* _RECORDS TO PROCESS_:
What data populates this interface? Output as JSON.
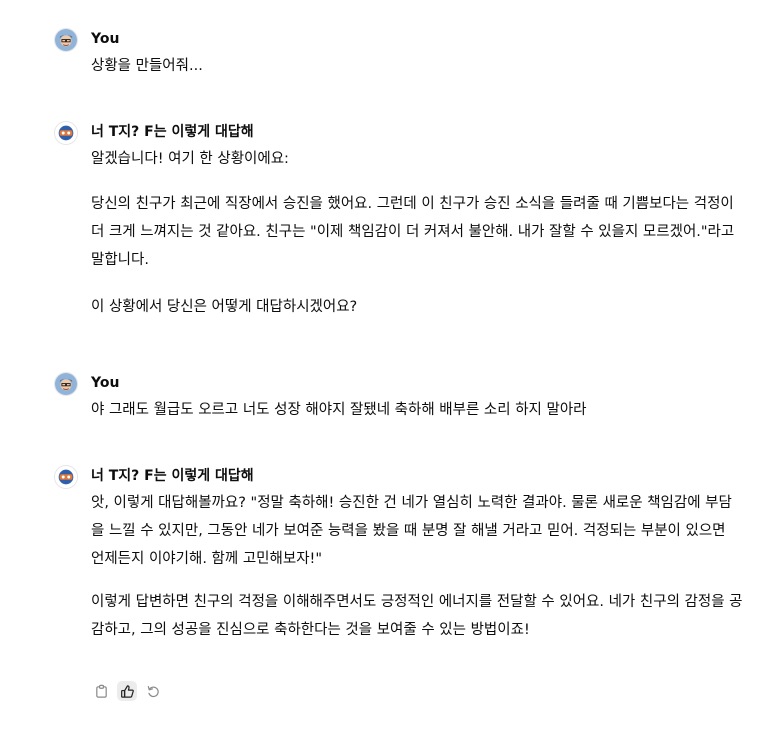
{
  "messages": [
    {
      "author": "You",
      "paragraphs": [
        "상황을 만들어줘..."
      ]
    },
    {
      "author": "너 T지? F는 이렇게 대답해",
      "paragraphs": [
        "알겠습니다! 여기 한 상황이에요:",
        "당신의 친구가 최근에 직장에서 승진을 했어요. 그런데 이 친구가 승진 소식을 들려줄 때 기쁨보다는 걱정이 더 크게 느껴지는 것 같아요. 친구는 \"이제 책임감이 더 커져서 불안해. 내가 잘할 수 있을지 모르겠어.\"라고 말합니다.",
        "이 상황에서 당신은 어떻게 대답하시겠어요?"
      ]
    },
    {
      "author": "You",
      "paragraphs": [
        "야 그래도 월급도 오르고 너도 성장 해야지 잘됐네 축하해 배부른 소리 하지 말아라"
      ]
    },
    {
      "author": "너 T지? F는 이렇게 대답해",
      "paragraphs": [
        "앗, 이렇게 대답해볼까요? \"정말 축하해! 승진한 건 네가 열심히 노력한 결과야. 물론 새로운 책임감에 부담을 느낄 수 있지만, 그동안 네가 보여준 능력을 봤을 때 분명 잘 해낼 거라고 믿어. 걱정되는 부분이 있으면 언제든지 이야기해. 함께 고민해보자!\"",
        "이렇게 답변하면 친구의 걱정을 이해해주면서도 긍정적인 에너지를 전달할 수 있어요. 네가 친구의 감정을 공감하고, 그의 성공을 진심으로 축하한다는 것을 보여줄 수 있는 방법이죠!"
      ]
    }
  ],
  "actions": [
    "copy-icon",
    "thumbs-up-icon",
    "regenerate-icon"
  ]
}
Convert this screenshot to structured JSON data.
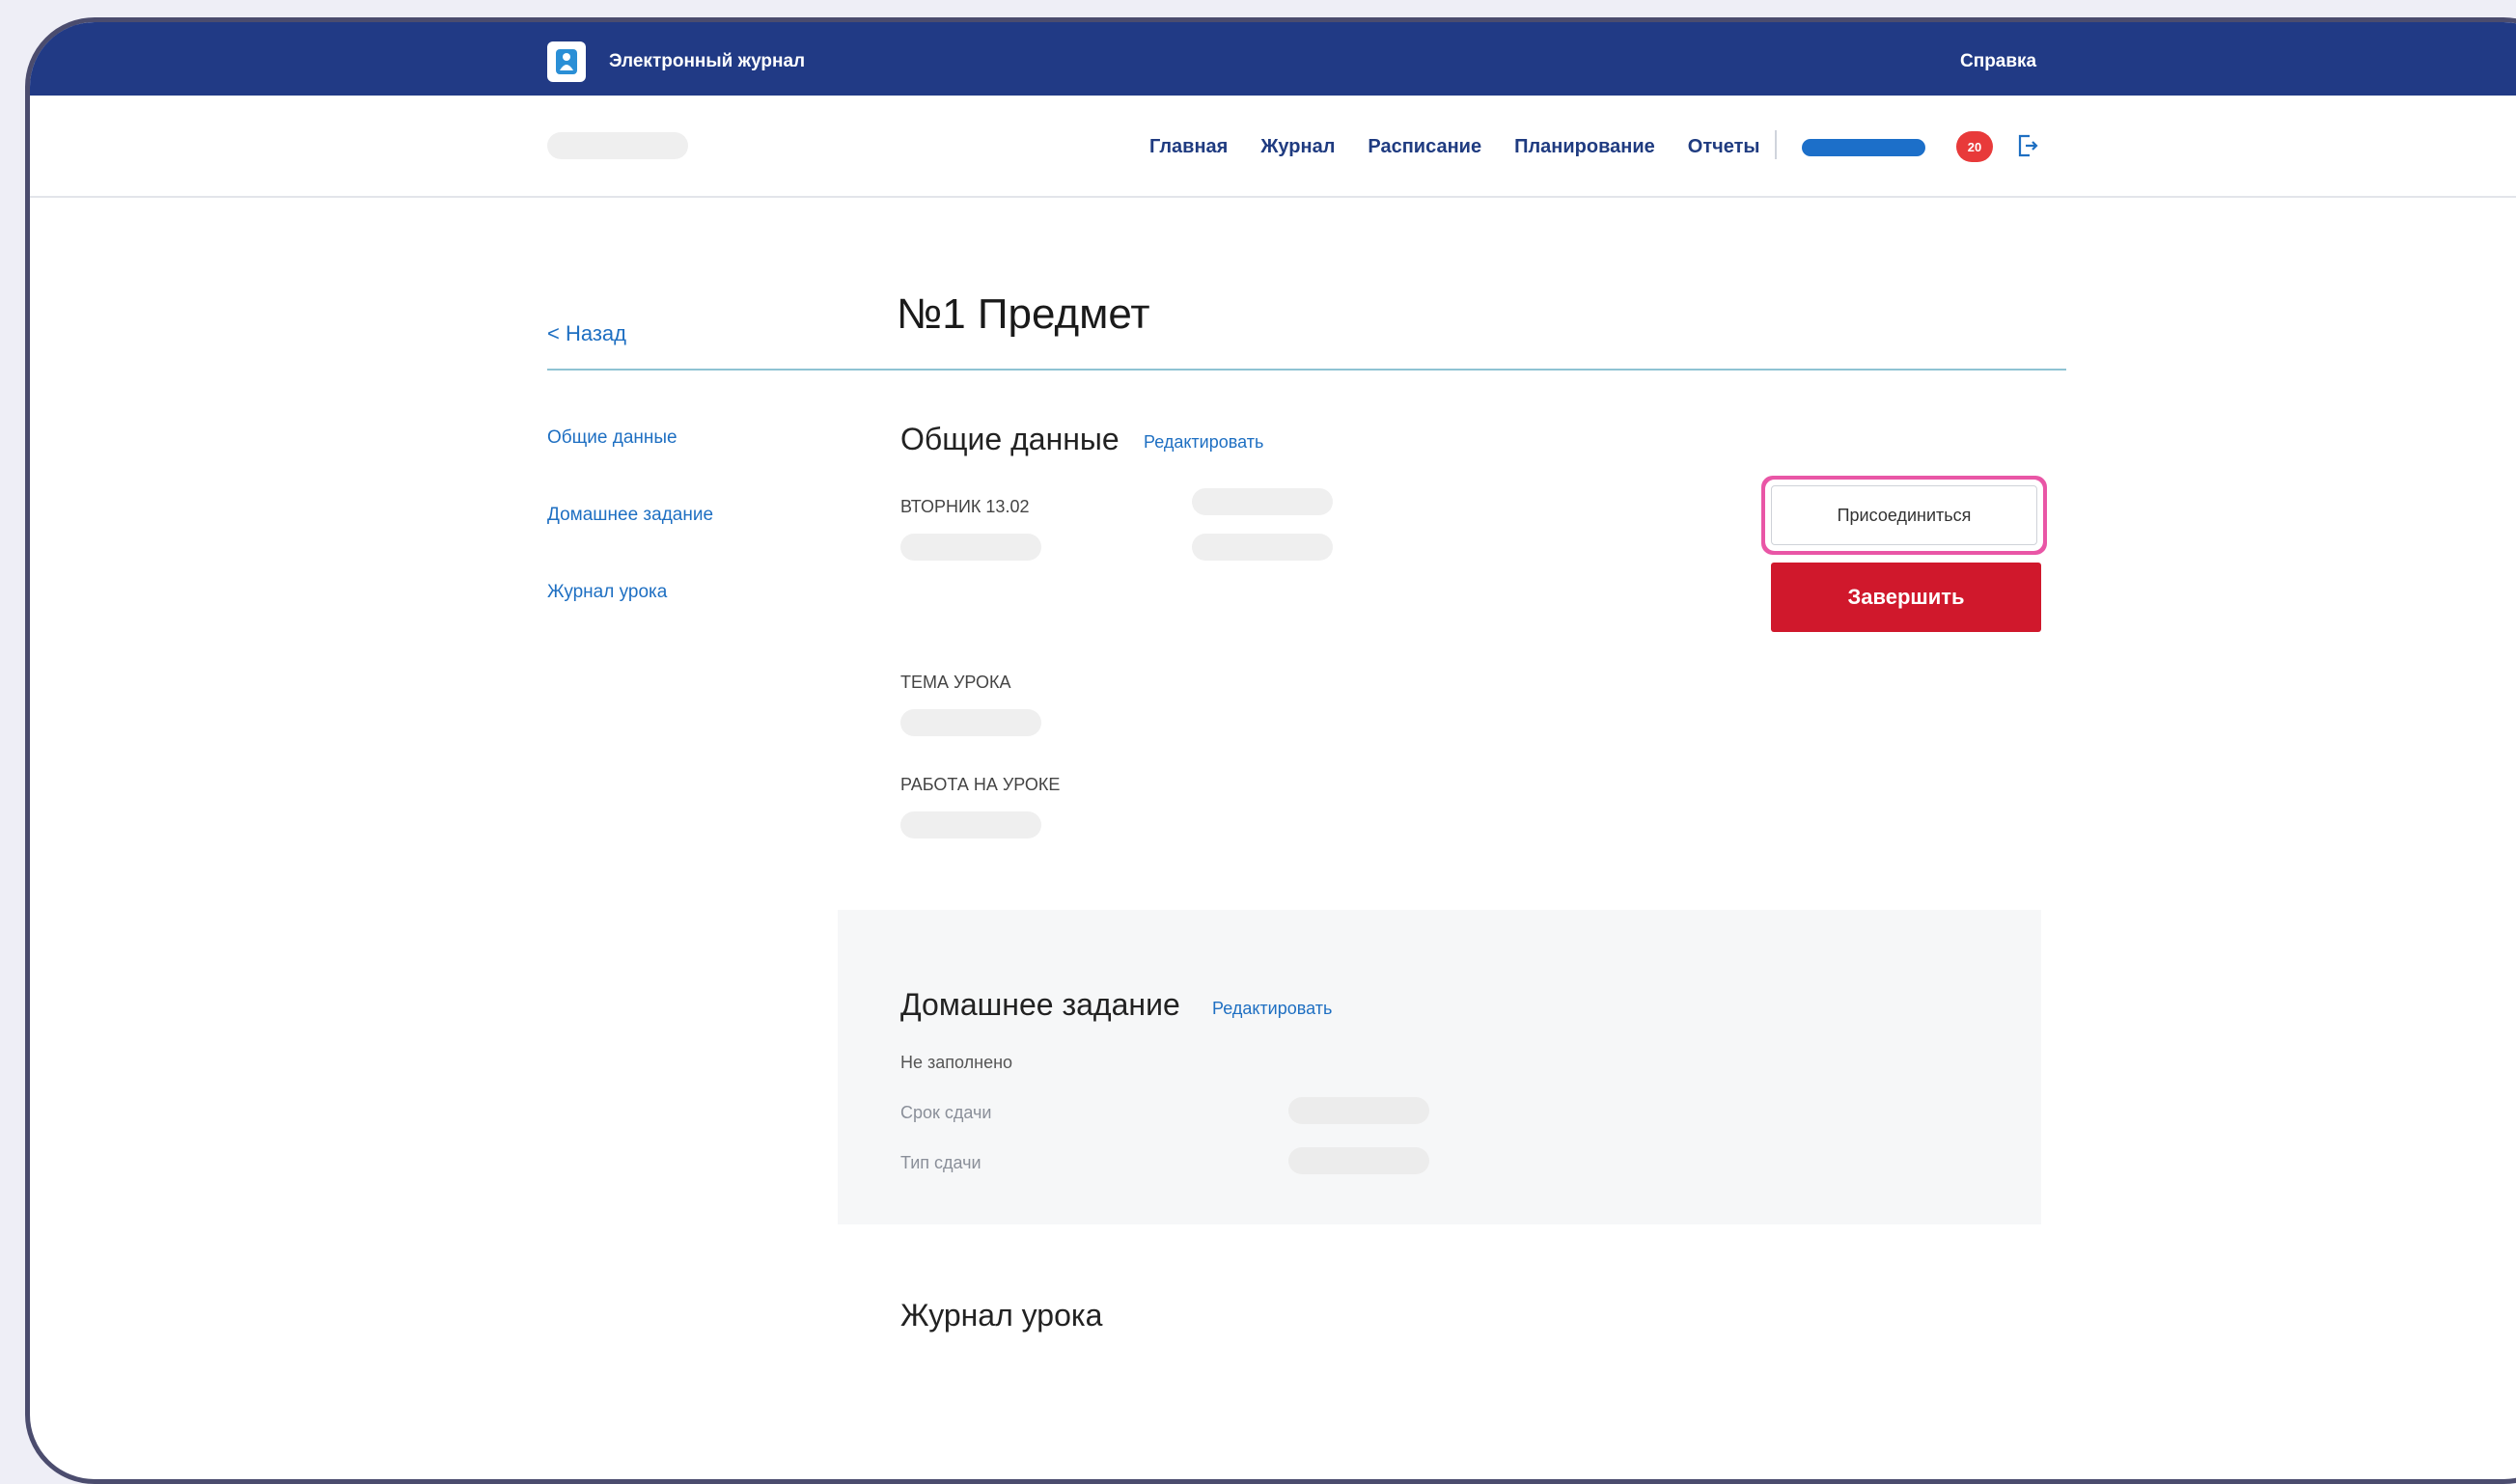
{
  "app": {
    "title": "Электронный журнал",
    "help_label": "Справка"
  },
  "nav": {
    "links": [
      "Главная",
      "Журнал",
      "Расписание",
      "Планирование",
      "Отчеты"
    ],
    "notifications_count": "20"
  },
  "page": {
    "back_label": "< Назад",
    "title": "№1 Предмет"
  },
  "sidebar": {
    "items": [
      {
        "label": "Общие данные"
      },
      {
        "label": "Домашнее задание"
      },
      {
        "label": "Журнал урока"
      }
    ]
  },
  "general": {
    "title": "Общие данные",
    "edit_label": "Редактировать",
    "day_label": "ВТОРНИК 13.02",
    "topic_label": "ТЕМА УРОКА",
    "work_label": "РАБОТА НА УРОКЕ",
    "join_label": "Присоединиться",
    "finish_label": "Завершить"
  },
  "homework": {
    "title": "Домашнее задание",
    "edit_label": "Редактировать",
    "status": "Не заполнено",
    "deadline_label": "Срок сдачи",
    "type_label": "Тип сдачи"
  },
  "journal": {
    "title": "Журнал урока"
  },
  "colors": {
    "header": "#213a85",
    "link": "#1e6fc2",
    "finish": "#d0182c",
    "highlight": "#e956a6",
    "badge": "#e83a3a"
  }
}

* _GIVEN REQUEST_: Without the pictures, return all the records precisely as they stand.

* _RESPONSE FOR THIS EXERCISE_:
What data populates this interface? Output as JSON.
{
  "messages": [
    {
      "author": "You",
      "paragraphs": [
        "상황을 만들어줘..."
      ]
    },
    {
      "author": "너 T지? F는 이렇게 대답해",
      "paragraphs": [
        "알겠습니다! 여기 한 상황이에요:",
        "당신의 친구가 최근에 직장에서 승진을 했어요. 그런데 이 친구가 승진 소식을 들려줄 때 기쁨보다는 걱정이 더 크게 느껴지는 것 같아요. 친구는 \"이제 책임감이 더 커져서 불안해. 내가 잘할 수 있을지 모르겠어.\"라고 말합니다.",
        "이 상황에서 당신은 어떻게 대답하시겠어요?"
      ]
    },
    {
      "author": "You",
      "paragraphs": [
        "야 그래도 월급도 오르고 너도 성장 해야지 잘됐네 축하해 배부른 소리 하지 말아라"
      ]
    },
    {
      "author": "너 T지? F는 이렇게 대답해",
      "paragraphs": [
        "앗, 이렇게 대답해볼까요? \"정말 축하해! 승진한 건 네가 열심히 노력한 결과야. 물론 새로운 책임감에 부담을 느낄 수 있지만, 그동안 네가 보여준 능력을 봤을 때 분명 잘 해낼 거라고 믿어. 걱정되는 부분이 있으면 언제든지 이야기해. 함께 고민해보자!\"",
        "이렇게 답변하면 친구의 걱정을 이해해주면서도 긍정적인 에너지를 전달할 수 있어요. 네가 친구의 감정을 공감하고, 그의 성공을 진심으로 축하한다는 것을 보여줄 수 있는 방법이죠!"
      ]
    }
  ],
  "actions": [
    "copy-icon",
    "thumbs-up-icon",
    "regenerate-icon"
  ]
}
Convert this screenshot to structured JSON data.
{
  "app": {
    "title": "Электронный журнал",
    "help_label": "Справка"
  },
  "nav": {
    "links": [
      "Главная",
      "Журнал",
      "Расписание",
      "Планирование",
      "Отчеты"
    ],
    "notifications_count": "20"
  },
  "page": {
    "back_label": "< Назад",
    "title": "№1 Предмет"
  },
  "sidebar": {
    "items": [
      {
        "label": "Общие данные"
      },
      {
        "label": "Домашнее задание"
      },
      {
        "label": "Журнал урока"
      }
    ]
  },
  "general": {
    "title": "Общие данные",
    "edit_label": "Редактировать",
    "day_label": "ВТОРНИК 13.02",
    "topic_label": "ТЕМА УРОКА",
    "work_label": "РАБОТА НА УРОКЕ",
    "join_label": "Присоединиться",
    "finish_label": "Завершить"
  },
  "homework": {
    "title": "Домашнее задание",
    "edit_label": "Редактировать",
    "status": "Не заполнено",
    "deadline_label": "Срок сдачи",
    "type_label": "Тип сдачи"
  },
  "journal": {
    "title": "Журнал урока"
  },
  "colors": {
    "header": "#213a85",
    "link": "#1e6fc2",
    "finish": "#d0182c",
    "highlight": "#e956a6",
    "badge": "#e83a3a"
  }
}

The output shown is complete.